* _THE REQUEST_: Rewrite the items from the line containing "Localize each UI" through the line containing "table-row: オグリドホーン 8,400", inclusive, replacing every "legend-key" with "legend-swatch" and leaving the rest unchanged.
-- BEGIN LISTED ENTRIES --
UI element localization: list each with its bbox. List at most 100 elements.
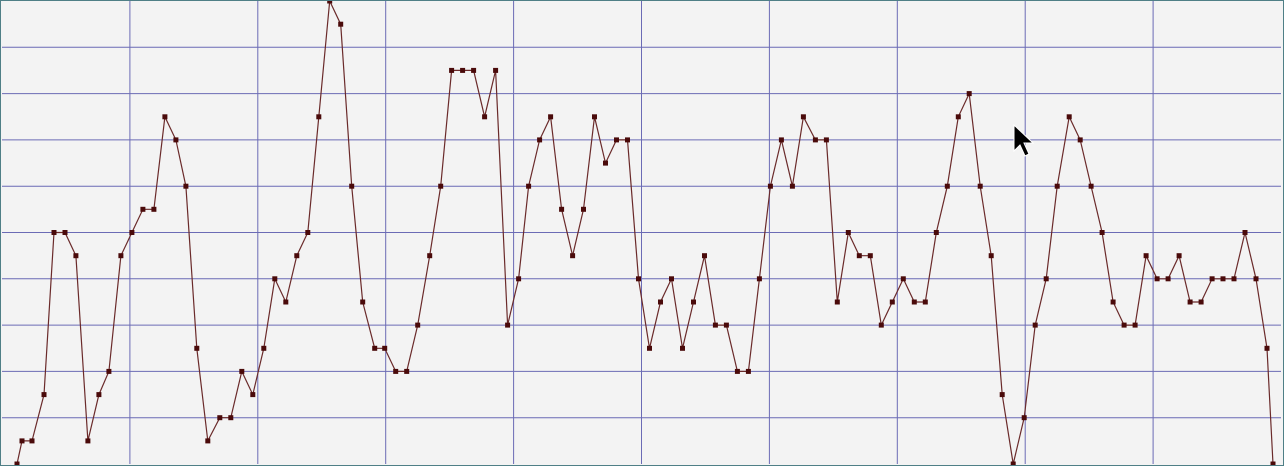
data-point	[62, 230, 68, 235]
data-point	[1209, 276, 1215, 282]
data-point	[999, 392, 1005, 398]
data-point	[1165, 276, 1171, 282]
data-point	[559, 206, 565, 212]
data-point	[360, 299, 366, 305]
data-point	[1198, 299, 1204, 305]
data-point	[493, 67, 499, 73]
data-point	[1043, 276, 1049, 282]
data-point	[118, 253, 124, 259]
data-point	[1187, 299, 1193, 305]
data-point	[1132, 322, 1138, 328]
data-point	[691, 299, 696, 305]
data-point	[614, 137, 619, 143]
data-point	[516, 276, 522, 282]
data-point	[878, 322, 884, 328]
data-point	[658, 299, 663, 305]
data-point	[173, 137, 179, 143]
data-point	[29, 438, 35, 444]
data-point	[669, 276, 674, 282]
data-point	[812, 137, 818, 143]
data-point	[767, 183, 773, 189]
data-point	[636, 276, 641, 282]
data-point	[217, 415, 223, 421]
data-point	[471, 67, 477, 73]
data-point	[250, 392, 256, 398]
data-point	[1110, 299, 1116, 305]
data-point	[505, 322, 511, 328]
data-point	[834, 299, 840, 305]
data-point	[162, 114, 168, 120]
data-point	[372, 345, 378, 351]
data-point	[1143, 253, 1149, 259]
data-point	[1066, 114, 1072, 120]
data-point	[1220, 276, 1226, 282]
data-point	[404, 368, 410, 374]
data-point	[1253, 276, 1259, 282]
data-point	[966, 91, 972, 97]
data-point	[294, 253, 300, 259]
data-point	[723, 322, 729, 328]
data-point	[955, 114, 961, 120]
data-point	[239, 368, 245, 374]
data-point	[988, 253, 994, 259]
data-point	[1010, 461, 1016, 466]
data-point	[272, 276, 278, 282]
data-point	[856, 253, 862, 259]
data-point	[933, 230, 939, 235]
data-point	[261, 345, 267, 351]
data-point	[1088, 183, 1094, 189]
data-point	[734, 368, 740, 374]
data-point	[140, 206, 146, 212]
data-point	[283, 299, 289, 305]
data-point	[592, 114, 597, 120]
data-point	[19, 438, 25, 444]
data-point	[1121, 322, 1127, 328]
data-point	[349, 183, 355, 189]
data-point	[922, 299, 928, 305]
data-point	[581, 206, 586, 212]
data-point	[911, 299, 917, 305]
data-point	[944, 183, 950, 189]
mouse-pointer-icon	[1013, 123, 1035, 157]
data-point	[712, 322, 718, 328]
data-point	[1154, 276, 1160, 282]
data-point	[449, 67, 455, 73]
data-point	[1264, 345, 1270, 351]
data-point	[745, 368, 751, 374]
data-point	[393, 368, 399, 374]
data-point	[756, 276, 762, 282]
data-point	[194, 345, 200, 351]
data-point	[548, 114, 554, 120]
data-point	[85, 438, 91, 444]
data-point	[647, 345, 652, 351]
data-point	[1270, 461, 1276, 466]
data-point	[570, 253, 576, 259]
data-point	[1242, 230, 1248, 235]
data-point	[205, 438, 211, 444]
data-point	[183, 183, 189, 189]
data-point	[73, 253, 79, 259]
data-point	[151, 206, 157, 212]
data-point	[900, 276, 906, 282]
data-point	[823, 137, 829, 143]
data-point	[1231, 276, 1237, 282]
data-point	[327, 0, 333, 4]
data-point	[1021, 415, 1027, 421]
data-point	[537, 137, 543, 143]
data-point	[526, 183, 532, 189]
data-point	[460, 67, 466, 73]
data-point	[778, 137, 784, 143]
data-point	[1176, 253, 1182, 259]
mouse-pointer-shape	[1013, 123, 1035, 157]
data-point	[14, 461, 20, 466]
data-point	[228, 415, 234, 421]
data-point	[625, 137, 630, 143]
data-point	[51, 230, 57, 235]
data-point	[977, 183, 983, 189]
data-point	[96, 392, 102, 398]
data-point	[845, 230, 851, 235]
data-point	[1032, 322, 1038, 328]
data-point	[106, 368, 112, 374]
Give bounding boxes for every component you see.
-- END LISTED ENTRIES --
-- BEGIN LISTED ENTRIES --
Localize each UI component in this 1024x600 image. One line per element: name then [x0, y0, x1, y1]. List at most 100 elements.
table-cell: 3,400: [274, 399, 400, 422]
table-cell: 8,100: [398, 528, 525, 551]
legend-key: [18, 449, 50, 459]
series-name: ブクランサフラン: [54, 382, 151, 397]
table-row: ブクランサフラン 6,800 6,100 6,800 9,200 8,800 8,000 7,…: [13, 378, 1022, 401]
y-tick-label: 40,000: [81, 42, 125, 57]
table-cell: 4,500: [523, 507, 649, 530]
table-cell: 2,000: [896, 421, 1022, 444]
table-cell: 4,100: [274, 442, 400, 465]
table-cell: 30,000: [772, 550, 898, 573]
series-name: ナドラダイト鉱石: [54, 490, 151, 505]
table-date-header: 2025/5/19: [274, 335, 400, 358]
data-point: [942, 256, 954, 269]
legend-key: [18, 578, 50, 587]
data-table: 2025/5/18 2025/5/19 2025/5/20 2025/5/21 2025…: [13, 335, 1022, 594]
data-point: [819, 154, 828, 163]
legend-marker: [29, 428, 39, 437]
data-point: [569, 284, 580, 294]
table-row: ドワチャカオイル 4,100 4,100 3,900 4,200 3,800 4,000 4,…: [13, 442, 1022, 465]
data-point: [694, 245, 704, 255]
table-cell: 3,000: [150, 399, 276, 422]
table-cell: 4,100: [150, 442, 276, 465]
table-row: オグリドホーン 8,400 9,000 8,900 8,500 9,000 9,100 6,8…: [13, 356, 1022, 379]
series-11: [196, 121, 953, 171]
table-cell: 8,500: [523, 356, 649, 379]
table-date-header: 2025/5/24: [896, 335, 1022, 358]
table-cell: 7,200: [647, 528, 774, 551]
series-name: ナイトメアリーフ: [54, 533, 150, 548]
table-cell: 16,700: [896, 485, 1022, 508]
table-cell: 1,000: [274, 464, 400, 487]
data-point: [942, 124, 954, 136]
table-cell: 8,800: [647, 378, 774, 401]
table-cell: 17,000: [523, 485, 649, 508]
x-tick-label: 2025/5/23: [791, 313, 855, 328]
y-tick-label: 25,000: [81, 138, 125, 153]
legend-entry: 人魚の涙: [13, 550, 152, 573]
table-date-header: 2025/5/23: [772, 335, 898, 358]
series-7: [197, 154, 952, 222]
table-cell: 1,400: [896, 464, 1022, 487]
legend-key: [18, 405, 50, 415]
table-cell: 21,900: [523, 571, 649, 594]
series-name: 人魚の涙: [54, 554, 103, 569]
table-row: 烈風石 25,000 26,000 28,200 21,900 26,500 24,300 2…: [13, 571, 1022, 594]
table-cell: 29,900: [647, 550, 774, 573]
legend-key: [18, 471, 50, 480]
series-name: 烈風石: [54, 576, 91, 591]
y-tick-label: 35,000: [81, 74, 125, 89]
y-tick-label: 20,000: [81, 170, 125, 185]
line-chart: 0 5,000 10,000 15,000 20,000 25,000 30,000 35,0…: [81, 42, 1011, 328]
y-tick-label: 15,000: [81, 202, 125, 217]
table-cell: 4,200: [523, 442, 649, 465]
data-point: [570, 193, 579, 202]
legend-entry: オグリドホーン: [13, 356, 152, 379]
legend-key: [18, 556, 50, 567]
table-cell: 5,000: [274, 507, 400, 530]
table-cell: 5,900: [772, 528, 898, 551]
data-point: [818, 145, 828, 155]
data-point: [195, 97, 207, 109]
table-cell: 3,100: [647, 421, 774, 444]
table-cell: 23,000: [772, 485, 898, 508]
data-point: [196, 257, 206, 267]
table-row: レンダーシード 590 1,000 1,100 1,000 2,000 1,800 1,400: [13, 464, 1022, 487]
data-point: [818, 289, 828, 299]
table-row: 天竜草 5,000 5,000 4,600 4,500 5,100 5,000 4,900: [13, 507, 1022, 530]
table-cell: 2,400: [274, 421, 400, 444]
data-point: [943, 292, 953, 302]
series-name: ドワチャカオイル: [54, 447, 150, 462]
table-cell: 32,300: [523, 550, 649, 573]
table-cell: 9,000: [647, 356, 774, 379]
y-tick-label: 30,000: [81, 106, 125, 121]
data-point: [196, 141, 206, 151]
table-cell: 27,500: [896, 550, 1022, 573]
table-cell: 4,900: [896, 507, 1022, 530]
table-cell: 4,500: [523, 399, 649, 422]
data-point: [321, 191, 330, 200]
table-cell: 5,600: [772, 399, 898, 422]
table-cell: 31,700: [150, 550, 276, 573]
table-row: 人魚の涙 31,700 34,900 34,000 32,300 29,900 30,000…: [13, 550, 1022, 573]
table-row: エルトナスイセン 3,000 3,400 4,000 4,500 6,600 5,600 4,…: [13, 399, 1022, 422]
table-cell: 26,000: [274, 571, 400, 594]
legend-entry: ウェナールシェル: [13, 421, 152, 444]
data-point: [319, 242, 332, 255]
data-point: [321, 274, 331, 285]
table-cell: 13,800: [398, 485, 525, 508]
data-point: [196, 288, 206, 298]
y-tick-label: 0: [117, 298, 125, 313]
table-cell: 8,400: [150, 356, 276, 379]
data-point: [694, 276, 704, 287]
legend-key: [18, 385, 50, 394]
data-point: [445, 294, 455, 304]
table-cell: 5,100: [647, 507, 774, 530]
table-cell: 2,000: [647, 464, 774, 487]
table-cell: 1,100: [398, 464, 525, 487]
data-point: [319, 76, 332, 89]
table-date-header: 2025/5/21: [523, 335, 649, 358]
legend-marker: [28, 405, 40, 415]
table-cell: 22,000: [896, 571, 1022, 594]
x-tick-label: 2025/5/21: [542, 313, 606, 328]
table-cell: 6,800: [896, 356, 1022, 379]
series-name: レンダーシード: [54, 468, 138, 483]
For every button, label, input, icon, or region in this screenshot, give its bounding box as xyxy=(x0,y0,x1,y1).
-- END LISTED ENTRIES --
* _OUTPUT BELOW_:
Localize each UI component in this 1024x600 image. One line per element: name then [x0, y0, x1, y1]. List at most 100 elements.
table-cell: 3,400: [274, 399, 400, 422]
table-cell: 8,100: [398, 528, 525, 551]
legend-swatch: [18, 449, 50, 459]
series-name: ブクランサフラン: [54, 382, 151, 397]
table-row: ブクランサフラン 6,800 6,100 6,800 9,200 8,800 8,000 7,…: [13, 378, 1022, 401]
y-tick-label: 40,000: [81, 42, 125, 57]
table-cell: 4,500: [523, 507, 649, 530]
table-cell: 2,000: [896, 421, 1022, 444]
table-cell: 4,100: [274, 442, 400, 465]
table-cell: 30,000: [772, 550, 898, 573]
series-name: ナドラダイト鉱石: [54, 490, 151, 505]
table-date-header: 2025/5/19: [274, 335, 400, 358]
data-point: [942, 256, 954, 269]
legend-swatch: [18, 578, 50, 587]
data-table: 2025/5/18 2025/5/19 2025/5/20 2025/5/21 2025…: [13, 335, 1022, 594]
data-point: [819, 154, 828, 163]
legend-marker: [29, 428, 39, 437]
data-point: [569, 284, 580, 294]
table-row: ドワチャカオイル 4,100 4,100 3,900 4,200 3,800 4,000 4,…: [13, 442, 1022, 465]
data-point: [694, 245, 704, 255]
table-cell: 3,000: [150, 399, 276, 422]
table-cell: 4,100: [150, 442, 276, 465]
table-row: オグリドホーン 8,400 9,000 8,900 8,500 9,000 9,100 6,8…: [13, 356, 1022, 379]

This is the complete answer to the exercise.